- What is asked
Below is a block of records; return all of them exactly, but without the images.

Stored records
****

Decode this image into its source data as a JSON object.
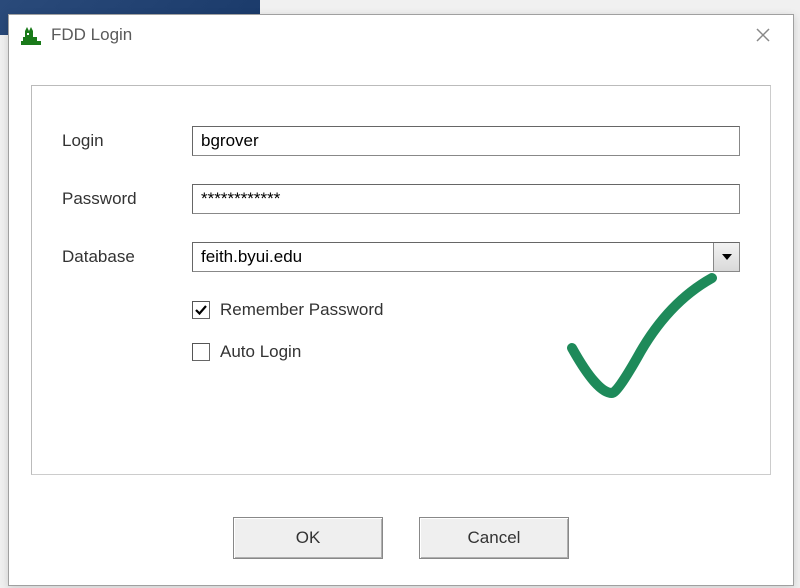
{
  "window": {
    "title": "FDD Login"
  },
  "form": {
    "login_label": "Login",
    "login_value": "bgrover",
    "password_label": "Password",
    "password_value": "************",
    "database_label": "Database",
    "database_value": "feith.byui.edu",
    "remember_label": "Remember Password",
    "remember_checked": true,
    "autologin_label": "Auto Login",
    "autologin_checked": false
  },
  "buttons": {
    "ok": "OK",
    "cancel": "Cancel"
  },
  "annotation": {
    "color": "#1e8a5a"
  }
}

****

- Task answer
Decode this image into its source data as a JSON object.
{
  "window": {
    "title": "FDD Login"
  },
  "form": {
    "login_label": "Login",
    "login_value": "bgrover",
    "password_label": "Password",
    "password_value": "************",
    "database_label": "Database",
    "database_value": "feith.byui.edu",
    "remember_label": "Remember Password",
    "remember_checked": true,
    "autologin_label": "Auto Login",
    "autologin_checked": false
  },
  "buttons": {
    "ok": "OK",
    "cancel": "Cancel"
  },
  "annotation": {
    "color": "#1e8a5a"
  }
}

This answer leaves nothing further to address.